(Extracted records)
[Start]

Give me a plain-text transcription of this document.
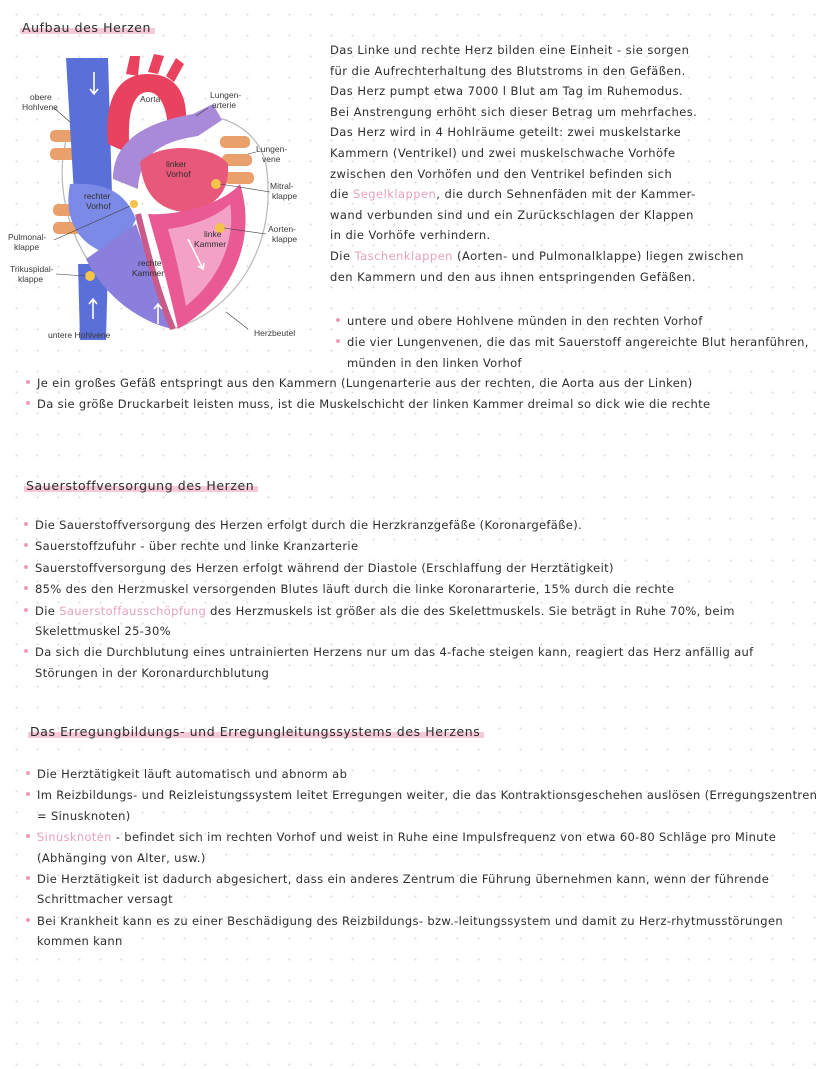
Aufbau des Herzen
obere
Hohlvene
Aorta	Lungen-
arterie
Lungen-
vene
linker
Vorhof
rechter
Vorhof
Mitral-
klappe
Aorten-
klappe
linke
Kammer
Pulmonal-
klappe
Trikuspidal-
klappe
rechte
Kammer
untere Hohlvene	Herzbeutel
Das Linke und rechte Herz bilden eine Einheit - sie sorgen
für die Aufrechterhaltung des Blutstroms in den Gefäßen.
Das Herz pumpt etwa 7000 l Blut am Tag im Ruhemodus.
Bei Anstrengung erhöht sich dieser Betrag um mehrfaches.
Das Herz wird in 4 Hohlräume geteilt: zwei muskelstarke
Kammern (Ventrikel) und zwei muskelschwache Vorhöfe
zwischen den Vorhöfen und den Ventrikel befinden sich
die Segelklappen, die durch Sehnenfäden mit der Kammer-
wand verbunden sind und ein Zurückschlagen der Klappen
in die Vorhöfe verhindern.
Die Taschenklappen (Aorten- und Pulmonalklappe) liegen zwischen
den Kammern und den aus ihnen entspringenden Gefäßen.
untere und obere Hohlvene münden in den rechten Vorhof
die vier Lungenvenen, die das mit Sauerstoff angereichte Blut heranführen, münden in den linken Vorhof
Je ein großes Gefäß entspringt aus den Kammern (Lungenarterie aus der rechten, die Aorta aus der Linken)
Da sie größe Druckarbeit leisten muss, ist die Muskelschicht der linken Kammer dreimal so dick wie die rechte
Sauerstoffversorgung des Herzen
Die Sauerstoffversorgung des Herzen erfolgt durch die Herzkranzgefäße (Koronargefäße).
Sauerstoffzufuhr - über rechte und linke Kranzarterie
Sauerstoffversorgung des Herzen erfolgt während der Diastole (Erschlaffung der Herztätigkeit)
85% des den Herzmuskel versorgenden Blutes läuft durch die linke Koronararterie, 15% durch die rechte
Die Sauerstoffausschöpfung des Herzmuskels ist größer als die des Skelettmuskels. Sie beträgt in Ruhe 70%, beim Skelettmuskel 25-30%
Da sich die Durchblutung eines untrainierten Herzens nur um das 4-fache steigen kann, reagiert das Herz anfällig auf Störungen in der Koronardurchblutung
Das Erregungbildungs- und Erregungleitungssystems des Herzens
Die Herztätigkeit läuft automatisch und abnorm ab
Im Reizbildungs- und Reizleistungssystem leitet Erregungen weiter, die das Kontraktionsgeschehen auslösen (Erregungszentren = Sinusknoten)
Sinusknoten - befindet sich im rechten Vorhof und weist in Ruhe eine Impulsfrequenz von etwa 60-80 Schläge pro Minute (Abhänging von Alter, usw.)
Die Herztätigkeit ist dadurch abgesichert, dass ein anderes Zentrum die Führung übernehmen kann, wenn der führende Schrittmacher versagt
Bei Krankheit kann es zu einer Beschädigung des Reizbildungs- bzw.-leitungssystem und damit zu Herz-rhytmusstörungen kommen kann
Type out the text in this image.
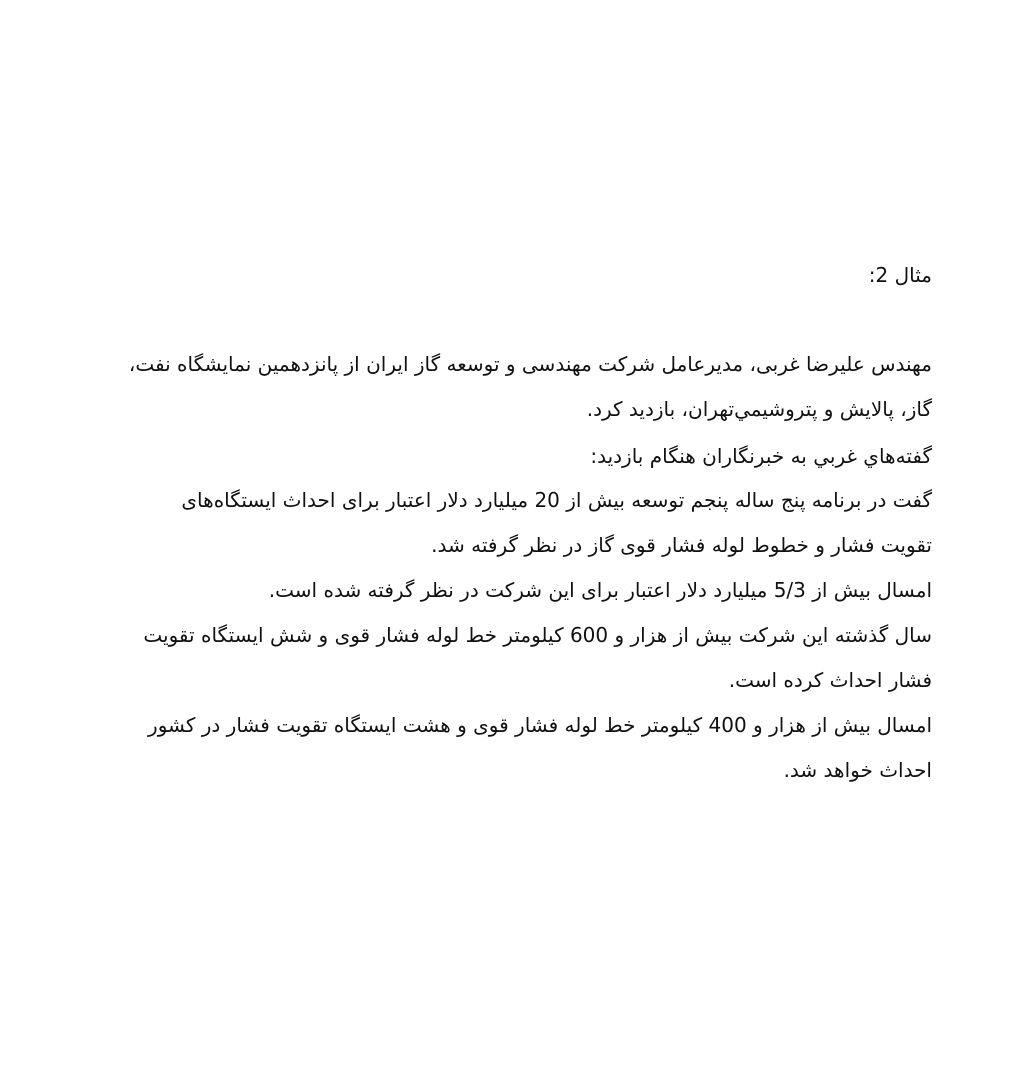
مثال 2:

مهندس عليرضا غربی، مديرعامل شركت مهندسی و توسعه گاز ايران از پانزدهمين نمايشگاه نفت،
گاز، پالايش و پتروشيمي‌تهران، بازديد كرد.

گفته‌هاي غربي به خبرنگاران هنگام بازديد:

گفت در برنامه پنج ساله پنجم توسعه بيش از 20 ميليارد دلار اعتبار برای احداث ايستگاه‌های
تقويت فشار و خطوط لوله فشار قوی گاز در نظر گرفته شد.

امسال بيش از 5/3 ميليارد دلار اعتبار برای اين شركت در نظر گرفته شده است.

سال گذشته اين شركت بيش از هزار و 600 كيلومتر خط لوله فشار قوی و شش ايستگاه تقويت
فشار احداث كرده است.

امسال بيش از هزار و 400 كيلومتر خط لوله فشار قوی و هشت ايستگاه تقويت فشار در كشور
احداث خواهد شد.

[End]

> Exercise requirements
Using the material above, return every line exactly as it appears, minus the pictures.

> Task result
Give me a plain-text transcription of this document.
Aufbau des Herzen
obere
Hohlvene
Aorta	Lungen-
arterie
Lungen-
vene
linker
Vorhof
rechter
Vorhof
Mitral-
klappe
Aorten-
klappe
linke
Kammer
Pulmonal-
klappe
Trikuspidal-
klappe
rechte
Kammer
untere Hohlvene	Herzbeutel
Das Linke und rechte Herz bilden eine Einheit - sie sorgen
für die Aufrechterhaltung des Blutstroms in den Gefäßen.
Das Herz pumpt etwa 7000 l Blut am Tag im Ruhemodus.
Bei Anstrengung erhöht sich dieser Betrag um mehrfaches.
Das Herz wird in 4 Hohlräume geteilt: zwei muskelstarke
Kammern (Ventrikel) und zwei muskelschwache Vorhöfe
zwischen den Vorhöfen und den Ventrikel befinden sich
die Segelklappen, die durch Sehnenfäden mit der Kammer-
wand verbunden sind und ein Zurückschlagen der Klappen
in die Vorhöfe verhindern.
Die Taschenklappen (Aorten- und Pulmonalklappe) liegen zwischen
den Kammern und den aus ihnen entspringenden Gefäßen.
untere und obere Hohlvene münden in den rechten Vorhof
die vier Lungenvenen, die das mit Sauerstoff angereichte Blut heranführen, münden in den linken Vorhof
Je ein großes Gefäß entspringt aus den Kammern (Lungenarterie aus der rechten, die Aorta aus der Linken)
Da sie größe Druckarbeit leisten muss, ist die Muskelschicht der linken Kammer dreimal so dick wie die rechte
Sauerstoffversorgung des Herzen
Die Sauerstoffversorgung des Herzen erfolgt durch die Herzkranzgefäße (Koronargefäße).
Sauerstoffzufuhr - über rechte und linke Kranzarterie
Sauerstoffversorgung des Herzen erfolgt während der Diastole (Erschlaffung der Herztätigkeit)
85% des den Herzmuskel versorgenden Blutes läuft durch die linke Koronararterie, 15% durch die rechte
Die Sauerstoffausschöpfung des Herzmuskels ist größer als die des Skelettmuskels. Sie beträgt in Ruhe 70%, beim Skelettmuskel 25-30%
Da sich die Durchblutung eines untrainierten Herzens nur um das 4-fache steigen kann, reagiert das Herz anfällig auf Störungen in der Koronardurchblutung
Das Erregungbildungs- und Erregungleitungssystems des Herzens
Die Herztätigkeit läuft automatisch und abnorm ab
Im Reizbildungs- und Reizleistungssystem leitet Erregungen weiter, die das Kontraktionsgeschehen auslösen (Erregungszentren = Sinusknoten)
Sinusknoten - befindet sich im rechten Vorhof und weist in Ruhe eine Impulsfrequenz von etwa 60-80 Schläge pro Minute (Abhänging von Alter, usw.)
Die Herztätigkeit ist dadurch abgesichert, dass ein anderes Zentrum die Führung übernehmen kann, wenn der führende Schrittmacher versagt
Bei Krankheit kann es zu einer Beschädigung des Reizbildungs- bzw.-leitungssystem und damit zu Herz-rhytmusstörungen kommen kann
Type out the text in this image.
مثال 2:

مهندس عليرضا غربی، مديرعامل شركت مهندسی و توسعه گاز ايران از پانزدهمين نمايشگاه نفت،
گاز، پالايش و پتروشيمي‌تهران، بازديد كرد.

گفته‌هاي غربي به خبرنگاران هنگام بازديد:

گفت در برنامه پنج ساله پنجم توسعه بيش از 20 ميليارد دلار اعتبار برای احداث ايستگاه‌های
تقويت فشار و خطوط لوله فشار قوی گاز در نظر گرفته شد.

امسال بيش از 5/3 ميليارد دلار اعتبار برای اين شركت در نظر گرفته شده است.

سال گذشته اين شركت بيش از هزار و 600 كيلومتر خط لوله فشار قوی و شش ايستگاه تقويت
فشار احداث كرده است.

امسال بيش از هزار و 400 كيلومتر خط لوله فشار قوی و هشت ايستگاه تقويت فشار در كشور
احداث خواهد شد.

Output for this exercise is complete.